◆ **Raw records**
-- Start --
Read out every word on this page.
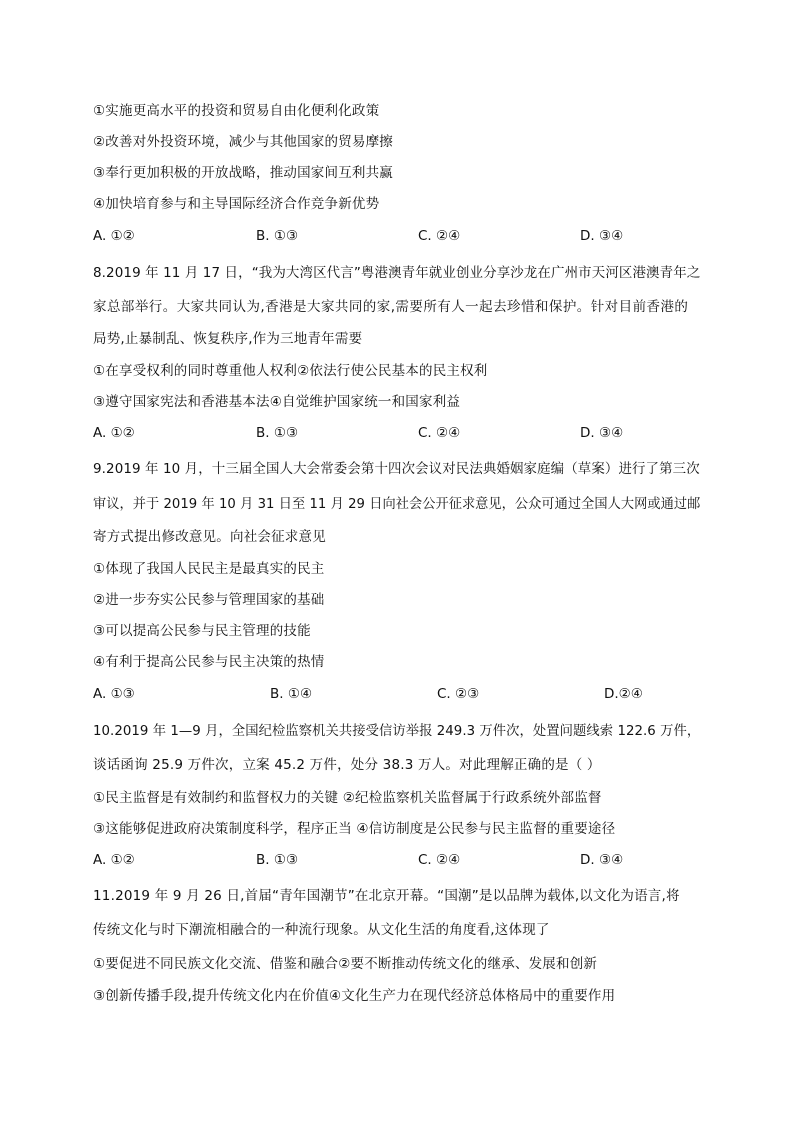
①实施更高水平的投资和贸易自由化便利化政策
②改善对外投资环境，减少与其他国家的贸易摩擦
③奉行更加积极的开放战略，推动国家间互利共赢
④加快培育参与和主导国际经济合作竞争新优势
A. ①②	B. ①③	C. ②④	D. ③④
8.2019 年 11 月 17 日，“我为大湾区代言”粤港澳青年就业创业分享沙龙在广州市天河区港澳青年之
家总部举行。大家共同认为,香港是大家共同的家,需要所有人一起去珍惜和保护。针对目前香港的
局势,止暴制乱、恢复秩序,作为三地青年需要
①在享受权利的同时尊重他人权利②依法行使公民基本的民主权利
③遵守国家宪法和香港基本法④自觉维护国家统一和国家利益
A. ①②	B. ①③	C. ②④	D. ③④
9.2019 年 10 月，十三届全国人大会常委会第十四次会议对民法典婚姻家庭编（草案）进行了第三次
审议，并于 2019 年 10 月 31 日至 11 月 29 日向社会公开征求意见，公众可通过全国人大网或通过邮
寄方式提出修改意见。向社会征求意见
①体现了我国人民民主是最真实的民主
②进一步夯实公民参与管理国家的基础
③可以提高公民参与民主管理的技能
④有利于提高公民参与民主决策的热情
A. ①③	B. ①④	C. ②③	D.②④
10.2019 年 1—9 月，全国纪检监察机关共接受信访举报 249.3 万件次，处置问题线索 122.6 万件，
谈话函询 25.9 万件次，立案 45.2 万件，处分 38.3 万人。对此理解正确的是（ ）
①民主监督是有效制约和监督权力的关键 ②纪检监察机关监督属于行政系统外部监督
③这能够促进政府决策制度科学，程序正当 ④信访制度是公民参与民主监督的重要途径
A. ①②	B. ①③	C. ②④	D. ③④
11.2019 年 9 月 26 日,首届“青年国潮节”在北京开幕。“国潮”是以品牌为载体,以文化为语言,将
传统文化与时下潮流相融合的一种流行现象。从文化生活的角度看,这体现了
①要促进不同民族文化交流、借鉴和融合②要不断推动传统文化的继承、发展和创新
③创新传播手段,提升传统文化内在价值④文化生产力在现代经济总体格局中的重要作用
-- End --
-- Start --
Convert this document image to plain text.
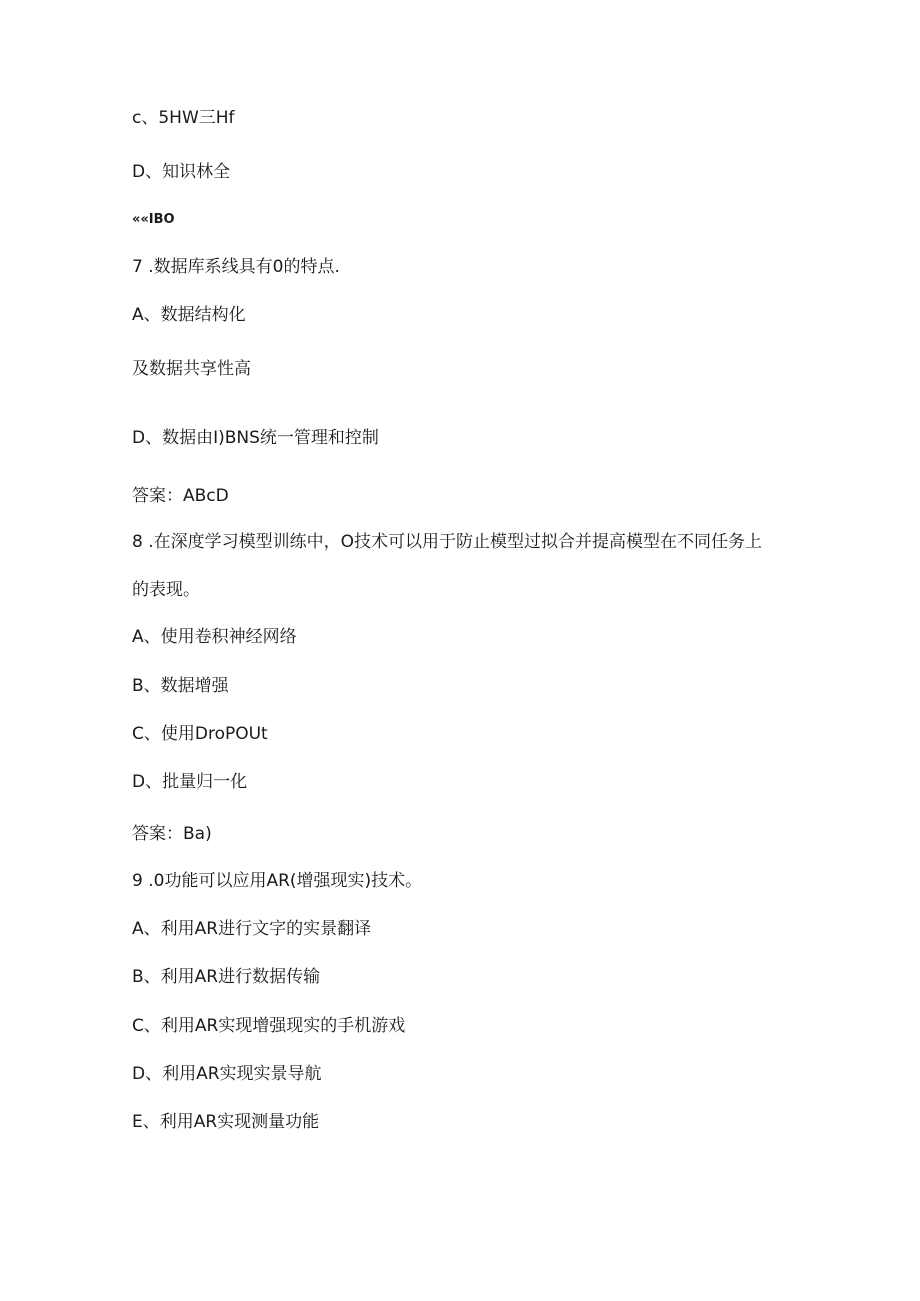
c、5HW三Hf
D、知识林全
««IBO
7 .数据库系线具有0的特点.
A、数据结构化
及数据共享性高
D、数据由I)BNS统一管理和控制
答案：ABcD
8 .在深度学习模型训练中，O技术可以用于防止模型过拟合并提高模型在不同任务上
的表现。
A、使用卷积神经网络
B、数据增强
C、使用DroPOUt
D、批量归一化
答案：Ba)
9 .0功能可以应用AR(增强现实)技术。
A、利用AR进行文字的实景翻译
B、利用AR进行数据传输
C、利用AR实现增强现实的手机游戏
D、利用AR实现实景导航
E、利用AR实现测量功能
-- End --
◆ **Direction**
Only lines with "this" are wanted here; list each of them.

◆ **Completed task**
Read out every word on this page.
Convert this document image to plain text.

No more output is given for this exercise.